───── Material

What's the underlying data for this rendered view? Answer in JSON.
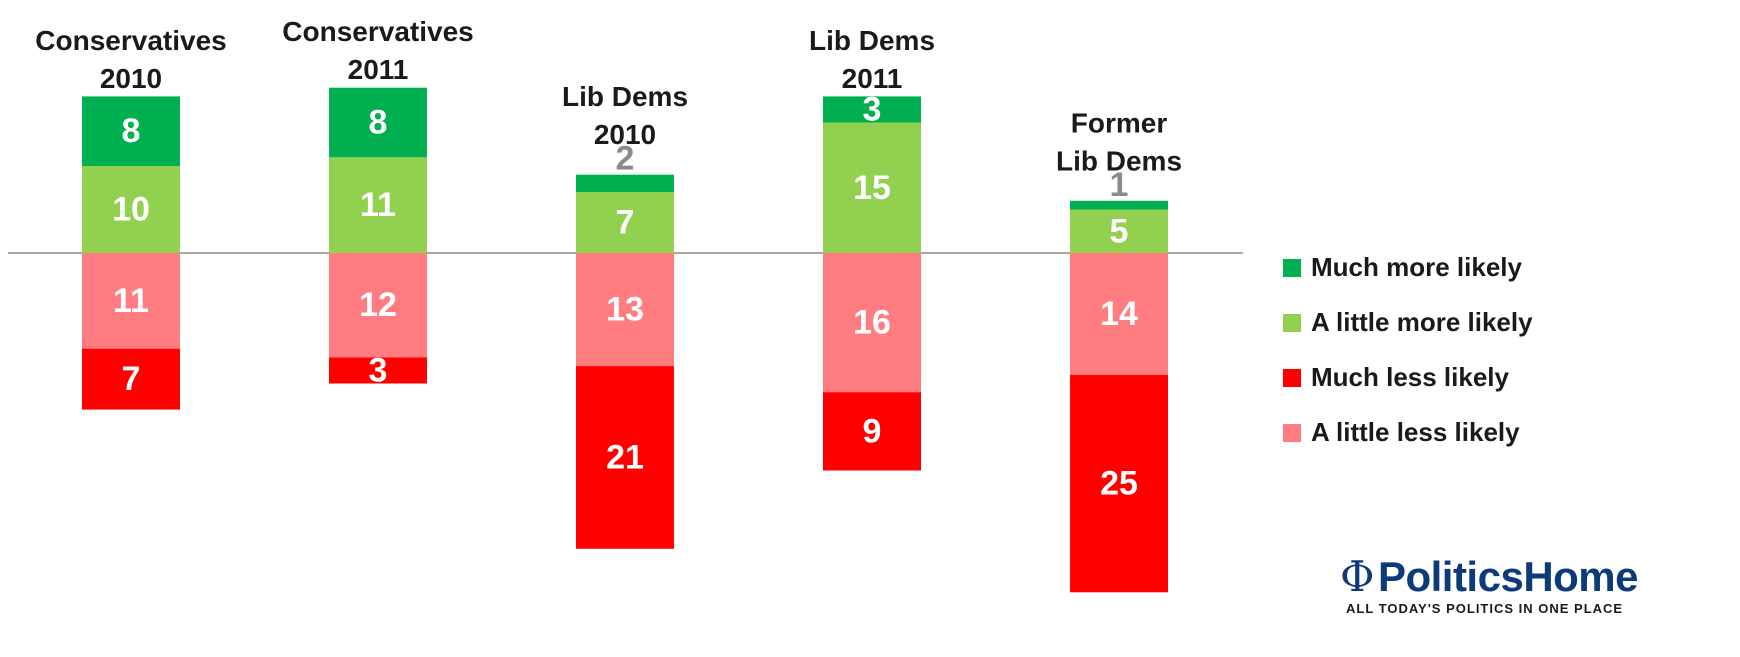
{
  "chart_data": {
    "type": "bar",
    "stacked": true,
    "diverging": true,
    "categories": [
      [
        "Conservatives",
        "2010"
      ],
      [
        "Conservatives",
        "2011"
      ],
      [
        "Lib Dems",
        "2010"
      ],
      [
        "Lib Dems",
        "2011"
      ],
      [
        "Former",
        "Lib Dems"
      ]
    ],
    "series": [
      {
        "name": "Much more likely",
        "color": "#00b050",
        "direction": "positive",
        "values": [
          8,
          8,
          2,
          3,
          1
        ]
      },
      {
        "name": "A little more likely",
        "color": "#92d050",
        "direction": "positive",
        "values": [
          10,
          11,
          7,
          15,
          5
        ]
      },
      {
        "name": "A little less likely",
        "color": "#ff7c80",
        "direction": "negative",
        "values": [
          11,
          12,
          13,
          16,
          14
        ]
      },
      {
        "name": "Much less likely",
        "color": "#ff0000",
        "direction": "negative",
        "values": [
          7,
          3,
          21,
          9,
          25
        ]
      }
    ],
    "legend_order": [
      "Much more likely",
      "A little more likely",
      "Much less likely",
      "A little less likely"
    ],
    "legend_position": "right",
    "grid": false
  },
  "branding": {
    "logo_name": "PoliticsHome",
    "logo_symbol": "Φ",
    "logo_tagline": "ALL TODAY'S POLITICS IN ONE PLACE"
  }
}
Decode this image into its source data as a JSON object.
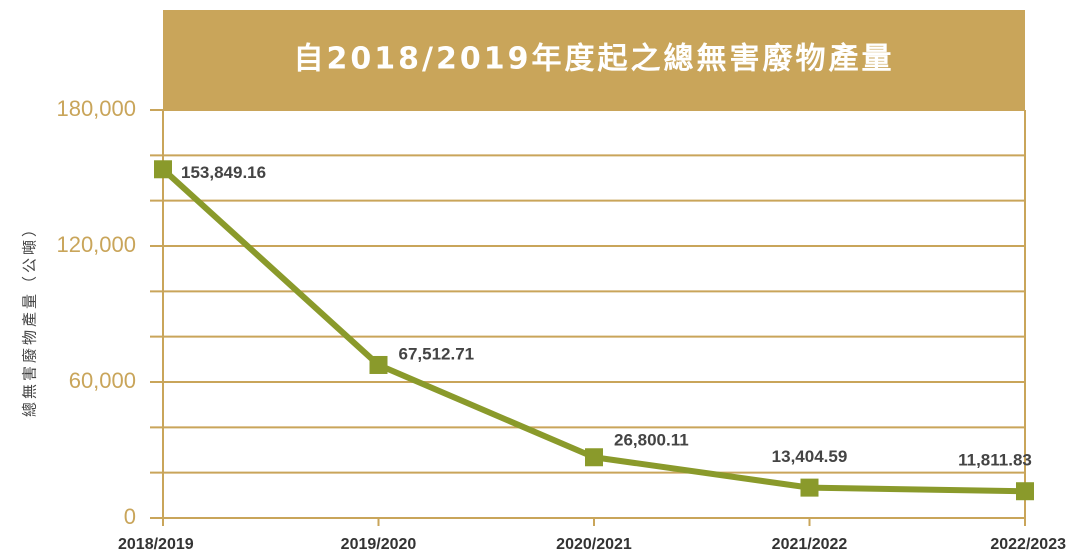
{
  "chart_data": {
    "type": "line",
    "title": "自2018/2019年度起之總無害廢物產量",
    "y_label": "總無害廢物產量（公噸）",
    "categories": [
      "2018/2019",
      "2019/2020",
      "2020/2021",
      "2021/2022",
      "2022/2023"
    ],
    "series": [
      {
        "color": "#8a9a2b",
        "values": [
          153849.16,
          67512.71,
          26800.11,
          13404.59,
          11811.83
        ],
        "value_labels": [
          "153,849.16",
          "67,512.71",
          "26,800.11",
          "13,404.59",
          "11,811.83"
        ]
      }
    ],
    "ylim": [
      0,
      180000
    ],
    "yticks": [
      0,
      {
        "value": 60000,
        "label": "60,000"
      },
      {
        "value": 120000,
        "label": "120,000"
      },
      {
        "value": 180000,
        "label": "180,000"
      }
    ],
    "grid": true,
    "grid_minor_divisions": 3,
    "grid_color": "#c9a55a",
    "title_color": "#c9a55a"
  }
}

──────────

▸ **Written task**: Search the data for the string "this". List each line that has it.

▸ **Written answer**:
What's the underlying data for this rendered view? Answer in JSON.
Decode this image into its source data as a JSON object.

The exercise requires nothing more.